== Task statement ==
Print out every line, exactly as written.

Dataset excerpt:
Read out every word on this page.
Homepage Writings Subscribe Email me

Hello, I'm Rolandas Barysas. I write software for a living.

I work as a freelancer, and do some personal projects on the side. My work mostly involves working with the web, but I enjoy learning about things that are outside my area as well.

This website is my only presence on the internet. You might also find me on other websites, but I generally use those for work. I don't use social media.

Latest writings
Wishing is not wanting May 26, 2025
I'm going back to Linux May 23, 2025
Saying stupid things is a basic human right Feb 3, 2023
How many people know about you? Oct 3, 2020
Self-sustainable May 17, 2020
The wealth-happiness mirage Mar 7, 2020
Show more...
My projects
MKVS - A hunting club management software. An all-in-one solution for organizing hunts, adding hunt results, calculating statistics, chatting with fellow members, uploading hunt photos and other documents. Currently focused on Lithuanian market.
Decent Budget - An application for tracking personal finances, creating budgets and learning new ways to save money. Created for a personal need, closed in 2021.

== Solved exercise ==
Read out every word on this page.
Homepage Writings Subscribe Email me

Hello, I'm Rolandas Barysas. I write software for a living.

I work as a freelancer, and do some personal projects on the side. My work mostly involves working with the web, but I enjoy learning about things that are outside my area as well.

This website is my only presence on the internet. You might also find me on other websites, but I generally use those for work. I don't use social media.

Latest writings
Wishing is not wanting May 26, 2025
I'm going back to Linux May 23, 2025
Saying stupid things is a basic human right Feb 3, 2023
How many people know about you? Oct 3, 2020
Self-sustainable May 17, 2020
The wealth-happiness mirage Mar 7, 2020
Show more...
My projects
MKVS - A hunting club management software. An all-in-one solution for organizing hunts, adding hunt results, calculating statistics, chatting with fellow members, uploading hunt photos and other documents. Currently focused on Lithuanian market.
Decent Budget - An application for tracking personal finances, creating budgets and learning new ways to save money. Created for a personal need, closed in 2021.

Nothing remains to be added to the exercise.